**Passage given:**
Put on a new roof? Great. The driveway needs new gravel. Power-washed the front facade? Awesome! The porch railing needs to be painted. Installed a new hot water heater? Ha! Ha! Your furnace is about to die.

It’s always something.

Because the whole picture of what needs to be done is just too depressing to take on all at once, I break it apart into sections — rooms really. One room at a time.

The bathroom was remodeled last year, so that’s one that can be checked off the list but for some time now I’ve had my own project: I am slowly re-making my kitchen.

The kitchen is easily my favorite room in the house. Coincidentally, it’s also the room that I probably spend the most time in.

You will find no stainless steel appliances, carefully wiped clean of smudges and fingerprints, or fancy cappuccino machines or Keurigs on my counter tops. And speaking of counter tops, mine are certainly not marble or granite or whatever the heck material is deemed “top of the line” nowadays.

I don’t want a sterile, industrial looking kitchen. Sure, it needs to be functional, but it should also be warm and homey and welcoming — not like the kitchens in magazine photos with nothing on the counter but a bowl of lemons and a single washcloth carefully folded and draped over the sink.

You walk into my kitchen and you can tell that someone cooks there.

The fridge is covered in kids drawings, concert ticket stubs, photographs and newspaper clippings — all secured with random magnets collected from various locations over the years. My counter tops are stained with coffee rings, Kool-aid powder and age.

**Exercise input:**
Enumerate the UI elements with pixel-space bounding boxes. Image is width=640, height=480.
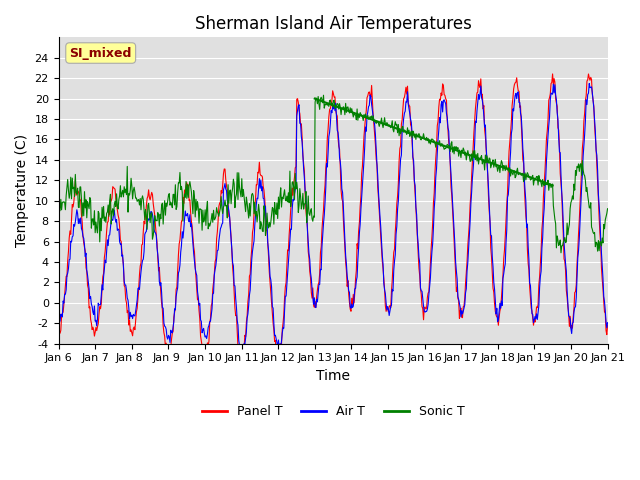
Sonic T xyxy=(604,206,611,212)
Air T xyxy=(417,285,424,291)
Text: SI_mixed: SI_mixed xyxy=(70,47,132,60)
Sonic T xyxy=(401,127,408,133)
Sonic T xyxy=(121,190,129,195)
Air T xyxy=(239,349,246,355)
Air T xyxy=(65,265,72,271)
Panel T xyxy=(121,284,129,290)
Sonic T xyxy=(54,203,62,209)
Air T xyxy=(54,318,62,324)
Title: Sherman Island Air Temperatures: Sherman Island Air Temperatures xyxy=(195,15,472,33)
Y-axis label: Temperature (C): Temperature (C) xyxy=(15,134,29,247)
Panel T xyxy=(273,360,281,365)
Air T xyxy=(206,319,214,324)
Panel T xyxy=(206,320,214,325)
Air T xyxy=(401,110,408,116)
Air T xyxy=(586,81,593,86)
Sonic T xyxy=(557,250,565,256)
Air T xyxy=(121,282,129,288)
Panel T xyxy=(401,95,408,100)
Panel T xyxy=(548,71,556,77)
Line: Panel T: Panel T xyxy=(58,74,607,362)
Legend: Panel T, Air T, Sonic T: Panel T, Air T, Sonic T xyxy=(196,400,469,423)
Panel T xyxy=(54,332,62,337)
Panel T xyxy=(177,228,184,234)
X-axis label: Time: Time xyxy=(316,369,350,383)
Sonic T xyxy=(65,188,72,193)
Sonic T xyxy=(206,223,214,229)
Panel T xyxy=(65,249,72,254)
Air T xyxy=(177,249,184,255)
Panel T xyxy=(417,286,424,292)
Line: Sonic T: Sonic T xyxy=(58,95,607,253)
Air T xyxy=(604,320,611,325)
Panel T xyxy=(604,323,611,328)
Sonic T xyxy=(417,137,424,143)
Sonic T xyxy=(319,92,327,98)
Sonic T xyxy=(177,187,184,192)
Line: Air T: Air T xyxy=(58,84,607,352)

**Required work:**
a. Rewrite the part of the kitchen essay that opens with the words containing "The kitchen is" and closes with "someone cooks there.", changing "lemons" to "limes" wherever it appears.
b. Repeat, word for word, the part of the listing that opens with the line containing "Sonic T xyxy=(604,206,611,212)" and closes with the line containing "Line: Panel T: Panel T xyxy=(58,74,607,362)", including both of those lines.

**Answers per task:**
a.
The kitchen is easily my favorite room in the house. Coincidentally, it’s also the room that I probably spend the most time in.

You will find no stainless steel appliances, carefully wiped clean of smudges and fingerprints, or fancy cappuccino machines or Keurigs on my counter tops. And speaking of counter tops, mine are certainly not marble or granite or whatever the heck material is deemed “top of the line” nowadays.

I don’t want a sterile, industrial looking kitchen. Sure, it needs to be functional, but it should also be warm and homey and welcoming — not like the kitchens in magazine photos with nothing on the counter but a bowl of limes and a single washcloth carefully folded and draped over the sink.

You walk into my kitchen and you can tell that someone cooks there.

b.
Sonic T xyxy=(604,206,611,212)
Air T xyxy=(417,285,424,291)
Text: SI_mixed: SI_mixed xyxy=(70,47,132,60)
Sonic T xyxy=(401,127,408,133)
Sonic T xyxy=(121,190,129,195)
Air T xyxy=(239,349,246,355)
Air T xyxy=(65,265,72,271)
Panel T xyxy=(121,284,129,290)
Sonic T xyxy=(54,203,62,209)
Air T xyxy=(54,318,62,324)
Title: Sherman Island Air Temperatures: Sherman Island Air Temperatures xyxy=(195,15,472,33)
Y-axis label: Temperature (C): Temperature (C) xyxy=(15,134,29,247)
Panel T xyxy=(273,360,281,365)
Air T xyxy=(206,319,214,324)
Panel T xyxy=(206,320,214,325)
Air T xyxy=(401,110,408,116)
Air T xyxy=(586,81,593,86)
Sonic T xyxy=(557,250,565,256)
Air T xyxy=(121,282,129,288)
Panel T xyxy=(401,95,408,100)
Panel T xyxy=(548,71,556,77)
Line: Panel T: Panel T xyxy=(58,74,607,362)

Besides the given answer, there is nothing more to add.